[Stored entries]
•••

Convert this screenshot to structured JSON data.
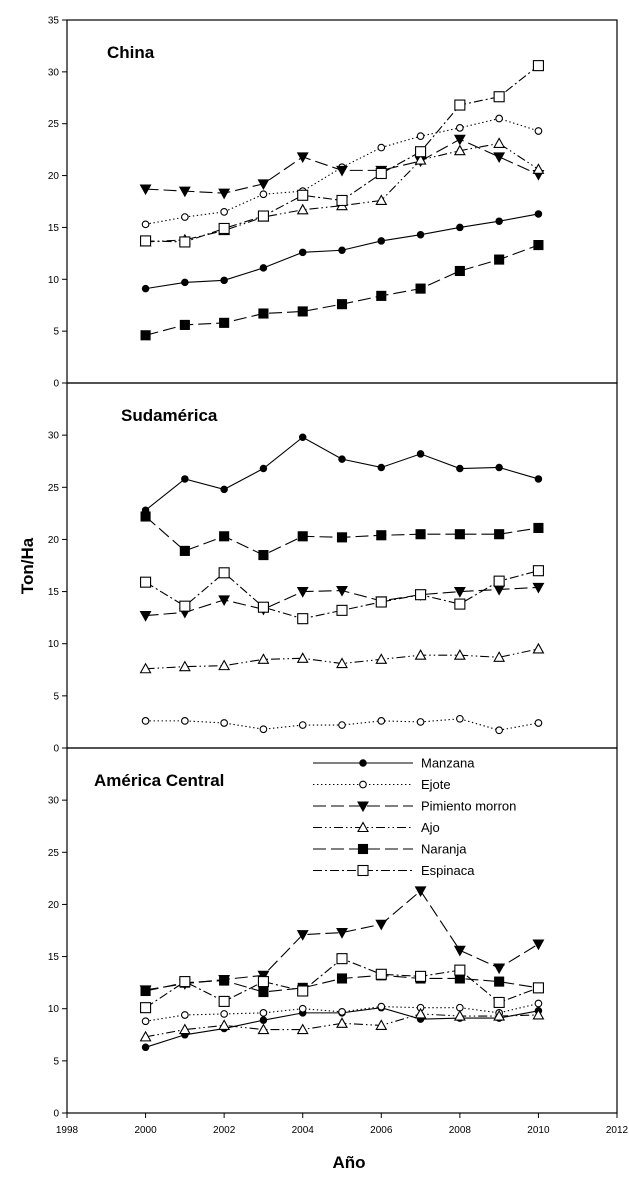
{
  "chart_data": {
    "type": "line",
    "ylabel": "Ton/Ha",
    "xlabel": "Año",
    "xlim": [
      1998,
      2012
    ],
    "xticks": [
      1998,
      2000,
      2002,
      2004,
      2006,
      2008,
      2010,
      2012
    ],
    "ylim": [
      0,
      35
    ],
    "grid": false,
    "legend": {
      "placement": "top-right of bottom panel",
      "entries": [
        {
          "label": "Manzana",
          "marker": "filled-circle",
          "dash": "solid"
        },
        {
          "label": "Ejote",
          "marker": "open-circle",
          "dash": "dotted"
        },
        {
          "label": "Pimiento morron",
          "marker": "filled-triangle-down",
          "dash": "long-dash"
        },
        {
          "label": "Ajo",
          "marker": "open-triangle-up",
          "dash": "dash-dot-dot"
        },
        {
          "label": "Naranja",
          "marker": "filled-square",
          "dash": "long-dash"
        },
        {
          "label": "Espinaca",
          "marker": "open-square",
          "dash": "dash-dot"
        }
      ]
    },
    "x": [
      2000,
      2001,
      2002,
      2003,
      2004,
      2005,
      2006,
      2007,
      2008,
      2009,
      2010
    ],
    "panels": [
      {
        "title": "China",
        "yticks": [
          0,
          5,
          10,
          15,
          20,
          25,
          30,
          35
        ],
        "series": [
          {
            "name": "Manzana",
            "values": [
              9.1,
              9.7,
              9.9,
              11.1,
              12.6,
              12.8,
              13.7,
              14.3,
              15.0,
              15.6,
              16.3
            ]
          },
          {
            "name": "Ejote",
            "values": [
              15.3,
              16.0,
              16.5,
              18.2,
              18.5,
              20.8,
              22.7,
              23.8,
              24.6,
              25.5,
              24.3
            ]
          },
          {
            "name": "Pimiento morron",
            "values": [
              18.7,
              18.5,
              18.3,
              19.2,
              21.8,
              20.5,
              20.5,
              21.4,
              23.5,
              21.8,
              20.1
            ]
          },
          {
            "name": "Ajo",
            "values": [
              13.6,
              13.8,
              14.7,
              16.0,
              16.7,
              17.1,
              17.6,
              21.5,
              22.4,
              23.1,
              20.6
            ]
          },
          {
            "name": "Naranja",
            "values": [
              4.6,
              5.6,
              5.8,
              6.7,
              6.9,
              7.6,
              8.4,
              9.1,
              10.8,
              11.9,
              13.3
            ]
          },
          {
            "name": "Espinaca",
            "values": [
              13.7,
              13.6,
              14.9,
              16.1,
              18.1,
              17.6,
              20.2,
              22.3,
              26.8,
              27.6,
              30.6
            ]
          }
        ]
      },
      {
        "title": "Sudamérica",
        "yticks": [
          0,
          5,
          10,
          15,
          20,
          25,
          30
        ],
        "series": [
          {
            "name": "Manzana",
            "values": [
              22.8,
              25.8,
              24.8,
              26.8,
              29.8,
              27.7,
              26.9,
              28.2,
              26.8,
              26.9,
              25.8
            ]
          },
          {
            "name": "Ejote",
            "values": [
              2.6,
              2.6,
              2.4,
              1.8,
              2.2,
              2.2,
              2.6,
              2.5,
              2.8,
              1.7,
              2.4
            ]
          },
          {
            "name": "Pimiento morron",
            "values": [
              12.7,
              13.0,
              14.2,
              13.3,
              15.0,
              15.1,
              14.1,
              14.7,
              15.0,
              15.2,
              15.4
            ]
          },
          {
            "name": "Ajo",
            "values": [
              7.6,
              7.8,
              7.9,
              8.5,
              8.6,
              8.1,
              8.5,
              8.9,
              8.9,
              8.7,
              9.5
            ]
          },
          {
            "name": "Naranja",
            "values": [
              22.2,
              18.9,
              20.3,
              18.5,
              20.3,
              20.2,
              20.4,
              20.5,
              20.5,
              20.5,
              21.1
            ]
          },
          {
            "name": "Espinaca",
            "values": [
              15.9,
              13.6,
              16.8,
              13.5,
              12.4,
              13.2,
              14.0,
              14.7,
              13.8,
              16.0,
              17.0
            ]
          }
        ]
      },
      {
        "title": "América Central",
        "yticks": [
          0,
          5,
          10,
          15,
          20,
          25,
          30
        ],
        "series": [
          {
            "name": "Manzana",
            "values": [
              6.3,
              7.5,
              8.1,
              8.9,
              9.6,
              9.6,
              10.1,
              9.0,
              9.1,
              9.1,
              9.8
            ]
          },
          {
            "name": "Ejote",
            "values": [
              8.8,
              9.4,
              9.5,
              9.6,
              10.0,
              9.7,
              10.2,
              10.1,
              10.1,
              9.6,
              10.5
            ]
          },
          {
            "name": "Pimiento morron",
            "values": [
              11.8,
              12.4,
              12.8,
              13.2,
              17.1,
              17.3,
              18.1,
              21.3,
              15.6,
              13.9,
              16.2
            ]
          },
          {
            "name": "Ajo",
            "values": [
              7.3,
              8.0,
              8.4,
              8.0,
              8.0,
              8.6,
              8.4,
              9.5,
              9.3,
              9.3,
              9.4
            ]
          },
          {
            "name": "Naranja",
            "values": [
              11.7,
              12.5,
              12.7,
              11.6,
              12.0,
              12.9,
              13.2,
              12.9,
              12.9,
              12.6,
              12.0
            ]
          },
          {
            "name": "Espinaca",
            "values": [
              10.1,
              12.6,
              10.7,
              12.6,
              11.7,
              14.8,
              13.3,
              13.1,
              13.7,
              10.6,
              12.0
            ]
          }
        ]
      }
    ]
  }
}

•••

> WHAT IS REQUIRED
Give back the whole listing as it stands, minus its pictures.

> WRITTEN ANSWER
Convert this screenshot to structured JSON data.
{
  "chart_data": {
    "type": "line",
    "ylabel": "Ton/Ha",
    "xlabel": "Año",
    "xlim": [
      1998,
      2012
    ],
    "xticks": [
      1998,
      2000,
      2002,
      2004,
      2006,
      2008,
      2010,
      2012
    ],
    "ylim": [
      0,
      35
    ],
    "grid": false,
    "legend": {
      "placement": "top-right of bottom panel",
      "entries": [
        {
          "label": "Manzana",
          "marker": "filled-circle",
          "dash": "solid"
        },
        {
          "label": "Ejote",
          "marker": "open-circle",
          "dash": "dotted"
        },
        {
          "label": "Pimiento morron",
          "marker": "filled-triangle-down",
          "dash": "long-dash"
        },
        {
          "label": "Ajo",
          "marker": "open-triangle-up",
          "dash": "dash-dot-dot"
        },
        {
          "label": "Naranja",
          "marker": "filled-square",
          "dash": "long-dash"
        },
        {
          "label": "Espinaca",
          "marker": "open-square",
          "dash": "dash-dot"
        }
      ]
    },
    "x": [
      2000,
      2001,
      2002,
      2003,
      2004,
      2005,
      2006,
      2007,
      2008,
      2009,
      2010
    ],
    "panels": [
      {
        "title": "China",
        "yticks": [
          0,
          5,
          10,
          15,
          20,
          25,
          30,
          35
        ],
        "series": [
          {
            "name": "Manzana",
            "values": [
              9.1,
              9.7,
              9.9,
              11.1,
              12.6,
              12.8,
              13.7,
              14.3,
              15.0,
              15.6,
              16.3
            ]
          },
          {
            "name": "Ejote",
            "values": [
              15.3,
              16.0,
              16.5,
              18.2,
              18.5,
              20.8,
              22.7,
              23.8,
              24.6,
              25.5,
              24.3
            ]
          },
          {
            "name": "Pimiento morron",
            "values": [
              18.7,
              18.5,
              18.3,
              19.2,
              21.8,
              20.5,
              20.5,
              21.4,
              23.5,
              21.8,
              20.1
            ]
          },
          {
            "name": "Ajo",
            "values": [
              13.6,
              13.8,
              14.7,
              16.0,
              16.7,
              17.1,
              17.6,
              21.5,
              22.4,
              23.1,
              20.6
            ]
          },
          {
            "name": "Naranja",
            "values": [
              4.6,
              5.6,
              5.8,
              6.7,
              6.9,
              7.6,
              8.4,
              9.1,
              10.8,
              11.9,
              13.3
            ]
          },
          {
            "name": "Espinaca",
            "values": [
              13.7,
              13.6,
              14.9,
              16.1,
              18.1,
              17.6,
              20.2,
              22.3,
              26.8,
              27.6,
              30.6
            ]
          }
        ]
      },
      {
        "title": "Sudamérica",
        "yticks": [
          0,
          5,
          10,
          15,
          20,
          25,
          30
        ],
        "series": [
          {
            "name": "Manzana",
            "values": [
              22.8,
              25.8,
              24.8,
              26.8,
              29.8,
              27.7,
              26.9,
              28.2,
              26.8,
              26.9,
              25.8
            ]
          },
          {
            "name": "Ejote",
            "values": [
              2.6,
              2.6,
              2.4,
              1.8,
              2.2,
              2.2,
              2.6,
              2.5,
              2.8,
              1.7,
              2.4
            ]
          },
          {
            "name": "Pimiento morron",
            "values": [
              12.7,
              13.0,
              14.2,
              13.3,
              15.0,
              15.1,
              14.1,
              14.7,
              15.0,
              15.2,
              15.4
            ]
          },
          {
            "name": "Ajo",
            "values": [
              7.6,
              7.8,
              7.9,
              8.5,
              8.6,
              8.1,
              8.5,
              8.9,
              8.9,
              8.7,
              9.5
            ]
          },
          {
            "name": "Naranja",
            "values": [
              22.2,
              18.9,
              20.3,
              18.5,
              20.3,
              20.2,
              20.4,
              20.5,
              20.5,
              20.5,
              21.1
            ]
          },
          {
            "name": "Espinaca",
            "values": [
              15.9,
              13.6,
              16.8,
              13.5,
              12.4,
              13.2,
              14.0,
              14.7,
              13.8,
              16.0,
              17.0
            ]
          }
        ]
      },
      {
        "title": "América Central",
        "yticks": [
          0,
          5,
          10,
          15,
          20,
          25,
          30
        ],
        "series": [
          {
            "name": "Manzana",
            "values": [
              6.3,
              7.5,
              8.1,
              8.9,
              9.6,
              9.6,
              10.1,
              9.0,
              9.1,
              9.1,
              9.8
            ]
          },
          {
            "name": "Ejote",
            "values": [
              8.8,
              9.4,
              9.5,
              9.6,
              10.0,
              9.7,
              10.2,
              10.1,
              10.1,
              9.6,
              10.5
            ]
          },
          {
            "name": "Pimiento morron",
            "values": [
              11.8,
              12.4,
              12.8,
              13.2,
              17.1,
              17.3,
              18.1,
              21.3,
              15.6,
              13.9,
              16.2
            ]
          },
          {
            "name": "Ajo",
            "values": [
              7.3,
              8.0,
              8.4,
              8.0,
              8.0,
              8.6,
              8.4,
              9.5,
              9.3,
              9.3,
              9.4
            ]
          },
          {
            "name": "Naranja",
            "values": [
              11.7,
              12.5,
              12.7,
              11.6,
              12.0,
              12.9,
              13.2,
              12.9,
              12.9,
              12.6,
              12.0
            ]
          },
          {
            "name": "Espinaca",
            "values": [
              10.1,
              12.6,
              10.7,
              12.6,
              11.7,
              14.8,
              13.3,
              13.1,
              13.7,
              10.6,
              12.0
            ]
          }
        ]
      }
    ]
  }
}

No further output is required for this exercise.